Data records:
--------

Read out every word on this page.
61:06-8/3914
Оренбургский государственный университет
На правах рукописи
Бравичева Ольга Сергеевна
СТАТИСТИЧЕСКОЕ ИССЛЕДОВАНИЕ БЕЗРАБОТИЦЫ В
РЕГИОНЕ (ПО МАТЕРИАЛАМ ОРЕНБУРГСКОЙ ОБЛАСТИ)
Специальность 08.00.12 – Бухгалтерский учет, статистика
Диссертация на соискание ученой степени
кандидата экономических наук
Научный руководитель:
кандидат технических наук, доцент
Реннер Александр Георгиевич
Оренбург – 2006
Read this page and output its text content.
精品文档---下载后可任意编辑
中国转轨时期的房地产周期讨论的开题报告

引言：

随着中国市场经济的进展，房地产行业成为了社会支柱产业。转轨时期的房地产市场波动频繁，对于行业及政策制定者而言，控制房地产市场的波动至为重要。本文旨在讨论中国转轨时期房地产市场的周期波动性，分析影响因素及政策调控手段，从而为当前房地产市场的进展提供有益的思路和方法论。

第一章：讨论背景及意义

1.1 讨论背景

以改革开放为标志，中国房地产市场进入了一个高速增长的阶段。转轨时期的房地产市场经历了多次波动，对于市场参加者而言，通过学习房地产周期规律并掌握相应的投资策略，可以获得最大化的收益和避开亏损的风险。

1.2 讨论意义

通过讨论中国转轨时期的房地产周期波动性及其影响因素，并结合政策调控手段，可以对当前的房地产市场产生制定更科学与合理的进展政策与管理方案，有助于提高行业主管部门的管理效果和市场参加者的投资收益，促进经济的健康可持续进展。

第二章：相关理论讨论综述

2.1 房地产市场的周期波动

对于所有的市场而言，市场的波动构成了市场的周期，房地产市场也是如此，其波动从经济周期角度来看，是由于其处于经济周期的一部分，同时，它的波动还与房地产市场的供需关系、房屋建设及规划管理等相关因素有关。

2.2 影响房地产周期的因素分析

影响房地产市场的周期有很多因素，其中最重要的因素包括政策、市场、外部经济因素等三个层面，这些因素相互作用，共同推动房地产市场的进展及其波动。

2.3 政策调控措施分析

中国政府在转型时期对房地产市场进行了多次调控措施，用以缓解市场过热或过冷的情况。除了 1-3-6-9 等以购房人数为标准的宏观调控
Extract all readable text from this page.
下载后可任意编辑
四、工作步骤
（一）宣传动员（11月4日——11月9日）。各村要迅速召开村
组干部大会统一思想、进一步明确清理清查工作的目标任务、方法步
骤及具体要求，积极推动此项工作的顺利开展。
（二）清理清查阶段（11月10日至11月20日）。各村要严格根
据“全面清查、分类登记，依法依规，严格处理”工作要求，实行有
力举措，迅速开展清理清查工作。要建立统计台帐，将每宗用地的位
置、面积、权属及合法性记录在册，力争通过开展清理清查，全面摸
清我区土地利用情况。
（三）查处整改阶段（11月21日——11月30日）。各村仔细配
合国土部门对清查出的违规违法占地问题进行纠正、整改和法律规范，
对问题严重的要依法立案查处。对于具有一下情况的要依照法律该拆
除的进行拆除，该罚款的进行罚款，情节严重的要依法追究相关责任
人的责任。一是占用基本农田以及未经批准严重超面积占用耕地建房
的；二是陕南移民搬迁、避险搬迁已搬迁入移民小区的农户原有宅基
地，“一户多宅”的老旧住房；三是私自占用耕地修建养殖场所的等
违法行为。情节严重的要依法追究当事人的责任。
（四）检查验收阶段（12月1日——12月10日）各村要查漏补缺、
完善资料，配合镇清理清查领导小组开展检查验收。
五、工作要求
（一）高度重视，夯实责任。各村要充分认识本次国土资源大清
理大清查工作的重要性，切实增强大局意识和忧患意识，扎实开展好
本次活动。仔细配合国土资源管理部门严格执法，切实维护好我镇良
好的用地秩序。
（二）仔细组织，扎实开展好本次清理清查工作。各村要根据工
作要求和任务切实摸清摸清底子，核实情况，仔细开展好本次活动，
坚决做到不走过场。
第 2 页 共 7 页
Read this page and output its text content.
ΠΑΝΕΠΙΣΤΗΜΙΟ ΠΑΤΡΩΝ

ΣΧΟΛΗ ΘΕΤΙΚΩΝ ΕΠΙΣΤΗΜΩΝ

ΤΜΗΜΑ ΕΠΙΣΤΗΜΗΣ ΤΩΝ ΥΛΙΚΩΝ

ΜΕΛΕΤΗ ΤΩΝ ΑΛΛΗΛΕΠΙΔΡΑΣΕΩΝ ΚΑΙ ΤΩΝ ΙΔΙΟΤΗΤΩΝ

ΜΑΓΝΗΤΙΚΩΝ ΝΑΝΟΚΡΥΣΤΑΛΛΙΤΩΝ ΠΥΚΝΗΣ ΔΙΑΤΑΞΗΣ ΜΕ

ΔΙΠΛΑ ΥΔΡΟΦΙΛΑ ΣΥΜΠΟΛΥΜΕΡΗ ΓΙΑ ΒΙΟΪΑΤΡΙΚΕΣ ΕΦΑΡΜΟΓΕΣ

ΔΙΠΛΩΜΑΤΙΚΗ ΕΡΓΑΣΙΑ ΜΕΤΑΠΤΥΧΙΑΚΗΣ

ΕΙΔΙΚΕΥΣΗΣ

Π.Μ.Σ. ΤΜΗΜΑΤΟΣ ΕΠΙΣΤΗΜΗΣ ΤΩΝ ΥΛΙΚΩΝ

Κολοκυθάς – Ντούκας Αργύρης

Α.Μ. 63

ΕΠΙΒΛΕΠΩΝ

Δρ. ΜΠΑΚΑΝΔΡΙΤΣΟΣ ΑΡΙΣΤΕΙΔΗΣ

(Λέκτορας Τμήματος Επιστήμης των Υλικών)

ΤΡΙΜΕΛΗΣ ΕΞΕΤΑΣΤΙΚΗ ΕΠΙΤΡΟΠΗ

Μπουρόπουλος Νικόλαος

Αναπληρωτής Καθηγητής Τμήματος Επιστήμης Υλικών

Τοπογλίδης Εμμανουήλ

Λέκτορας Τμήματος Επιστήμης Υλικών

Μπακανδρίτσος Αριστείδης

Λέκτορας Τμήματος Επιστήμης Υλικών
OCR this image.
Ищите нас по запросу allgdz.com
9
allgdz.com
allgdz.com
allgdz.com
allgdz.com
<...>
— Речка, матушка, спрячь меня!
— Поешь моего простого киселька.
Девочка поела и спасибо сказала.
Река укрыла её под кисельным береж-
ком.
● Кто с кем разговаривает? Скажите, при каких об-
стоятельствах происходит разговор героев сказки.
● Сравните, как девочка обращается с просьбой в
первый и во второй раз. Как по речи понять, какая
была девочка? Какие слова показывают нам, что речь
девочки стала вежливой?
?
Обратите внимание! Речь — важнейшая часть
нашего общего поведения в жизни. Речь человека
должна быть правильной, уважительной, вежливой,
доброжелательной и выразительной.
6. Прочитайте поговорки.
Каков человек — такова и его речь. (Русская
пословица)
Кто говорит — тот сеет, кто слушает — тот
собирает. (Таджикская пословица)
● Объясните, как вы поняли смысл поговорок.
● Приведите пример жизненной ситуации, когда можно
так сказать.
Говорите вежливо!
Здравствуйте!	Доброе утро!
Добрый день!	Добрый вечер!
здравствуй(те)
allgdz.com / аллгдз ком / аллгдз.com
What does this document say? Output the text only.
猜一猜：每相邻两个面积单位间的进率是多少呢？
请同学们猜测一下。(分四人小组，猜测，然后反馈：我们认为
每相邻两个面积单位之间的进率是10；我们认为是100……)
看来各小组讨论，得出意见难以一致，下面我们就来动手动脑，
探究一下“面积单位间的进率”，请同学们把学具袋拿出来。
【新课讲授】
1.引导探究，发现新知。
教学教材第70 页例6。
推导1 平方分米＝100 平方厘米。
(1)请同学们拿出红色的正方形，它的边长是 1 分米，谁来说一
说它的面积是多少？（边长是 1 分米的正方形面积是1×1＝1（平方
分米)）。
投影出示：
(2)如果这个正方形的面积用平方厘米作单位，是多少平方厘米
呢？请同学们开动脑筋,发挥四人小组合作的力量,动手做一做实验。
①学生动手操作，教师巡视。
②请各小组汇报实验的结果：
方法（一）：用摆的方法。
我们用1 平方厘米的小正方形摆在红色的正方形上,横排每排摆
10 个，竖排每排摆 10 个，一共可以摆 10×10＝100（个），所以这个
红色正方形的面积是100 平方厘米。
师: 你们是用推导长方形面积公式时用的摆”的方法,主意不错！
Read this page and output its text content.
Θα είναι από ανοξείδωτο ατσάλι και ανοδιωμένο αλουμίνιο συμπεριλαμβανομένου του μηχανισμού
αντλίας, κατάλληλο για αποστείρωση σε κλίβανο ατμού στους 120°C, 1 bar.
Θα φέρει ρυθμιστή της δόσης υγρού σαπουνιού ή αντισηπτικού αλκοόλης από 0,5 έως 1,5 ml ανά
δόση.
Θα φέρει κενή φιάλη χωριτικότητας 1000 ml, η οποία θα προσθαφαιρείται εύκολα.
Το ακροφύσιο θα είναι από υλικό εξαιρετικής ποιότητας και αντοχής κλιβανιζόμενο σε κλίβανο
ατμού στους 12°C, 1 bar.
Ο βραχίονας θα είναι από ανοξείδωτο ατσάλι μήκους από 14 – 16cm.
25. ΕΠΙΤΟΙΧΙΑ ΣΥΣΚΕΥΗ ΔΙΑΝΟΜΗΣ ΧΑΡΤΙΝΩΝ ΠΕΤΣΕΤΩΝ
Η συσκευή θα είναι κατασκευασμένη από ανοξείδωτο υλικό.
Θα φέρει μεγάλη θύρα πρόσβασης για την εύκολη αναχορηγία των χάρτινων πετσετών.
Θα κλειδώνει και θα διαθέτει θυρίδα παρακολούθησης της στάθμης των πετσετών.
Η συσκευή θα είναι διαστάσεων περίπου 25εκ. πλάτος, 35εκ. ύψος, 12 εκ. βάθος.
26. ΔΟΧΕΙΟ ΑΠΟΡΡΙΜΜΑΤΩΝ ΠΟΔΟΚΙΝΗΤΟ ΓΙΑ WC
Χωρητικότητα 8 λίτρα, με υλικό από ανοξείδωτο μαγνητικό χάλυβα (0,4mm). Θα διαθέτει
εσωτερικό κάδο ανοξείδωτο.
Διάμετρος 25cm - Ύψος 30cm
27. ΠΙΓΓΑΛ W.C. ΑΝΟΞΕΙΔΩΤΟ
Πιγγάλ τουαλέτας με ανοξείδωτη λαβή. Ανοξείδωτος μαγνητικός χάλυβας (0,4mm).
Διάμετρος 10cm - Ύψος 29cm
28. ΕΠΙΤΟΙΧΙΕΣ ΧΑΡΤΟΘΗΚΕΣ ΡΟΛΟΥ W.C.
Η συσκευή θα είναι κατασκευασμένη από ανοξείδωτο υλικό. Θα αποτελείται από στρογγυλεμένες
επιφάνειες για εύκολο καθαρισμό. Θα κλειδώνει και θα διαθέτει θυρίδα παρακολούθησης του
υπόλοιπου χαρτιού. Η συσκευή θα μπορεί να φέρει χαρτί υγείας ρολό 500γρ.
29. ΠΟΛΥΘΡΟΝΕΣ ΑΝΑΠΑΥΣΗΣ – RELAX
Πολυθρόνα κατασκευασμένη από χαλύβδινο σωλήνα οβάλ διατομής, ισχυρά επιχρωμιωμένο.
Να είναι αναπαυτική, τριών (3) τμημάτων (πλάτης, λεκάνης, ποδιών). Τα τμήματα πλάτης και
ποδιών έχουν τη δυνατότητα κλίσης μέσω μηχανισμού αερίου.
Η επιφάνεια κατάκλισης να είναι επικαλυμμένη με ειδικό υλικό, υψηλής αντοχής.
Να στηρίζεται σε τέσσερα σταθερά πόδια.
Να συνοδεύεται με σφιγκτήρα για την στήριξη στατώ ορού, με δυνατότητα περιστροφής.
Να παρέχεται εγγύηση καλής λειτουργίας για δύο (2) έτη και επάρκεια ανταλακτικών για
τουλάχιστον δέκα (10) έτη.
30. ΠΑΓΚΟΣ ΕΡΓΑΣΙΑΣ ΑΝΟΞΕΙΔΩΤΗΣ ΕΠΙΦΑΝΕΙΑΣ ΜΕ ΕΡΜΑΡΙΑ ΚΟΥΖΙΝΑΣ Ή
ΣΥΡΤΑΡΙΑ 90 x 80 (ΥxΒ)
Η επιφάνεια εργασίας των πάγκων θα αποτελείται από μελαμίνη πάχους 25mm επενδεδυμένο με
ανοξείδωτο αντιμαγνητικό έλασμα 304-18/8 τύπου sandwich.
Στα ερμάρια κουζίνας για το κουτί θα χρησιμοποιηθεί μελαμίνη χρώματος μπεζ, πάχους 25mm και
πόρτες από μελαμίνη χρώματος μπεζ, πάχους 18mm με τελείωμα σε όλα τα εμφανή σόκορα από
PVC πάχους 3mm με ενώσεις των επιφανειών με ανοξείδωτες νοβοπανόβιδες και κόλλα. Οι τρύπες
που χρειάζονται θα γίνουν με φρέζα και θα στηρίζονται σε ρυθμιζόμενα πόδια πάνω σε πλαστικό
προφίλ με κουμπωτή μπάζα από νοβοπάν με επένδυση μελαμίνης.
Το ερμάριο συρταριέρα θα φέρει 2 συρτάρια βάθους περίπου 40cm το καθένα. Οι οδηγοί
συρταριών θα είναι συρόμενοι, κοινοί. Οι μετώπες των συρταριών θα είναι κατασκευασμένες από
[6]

--------

TASK DESCRIPTION:
Return every line above in which the string "χρώματος" occurs.

SOLUTION FOR THIS PROBLEM:
Στα ερμάρια κουζίνας για το κουτί θα χρησιμοποιηθεί μελαμίνη χρώματος μπεζ, πάχους 25mm και
πόρτες από μελαμίνη χρώματος μπεζ, πάχους 18mm με τελείωμα σε όλα τα εμφανή σόκορα από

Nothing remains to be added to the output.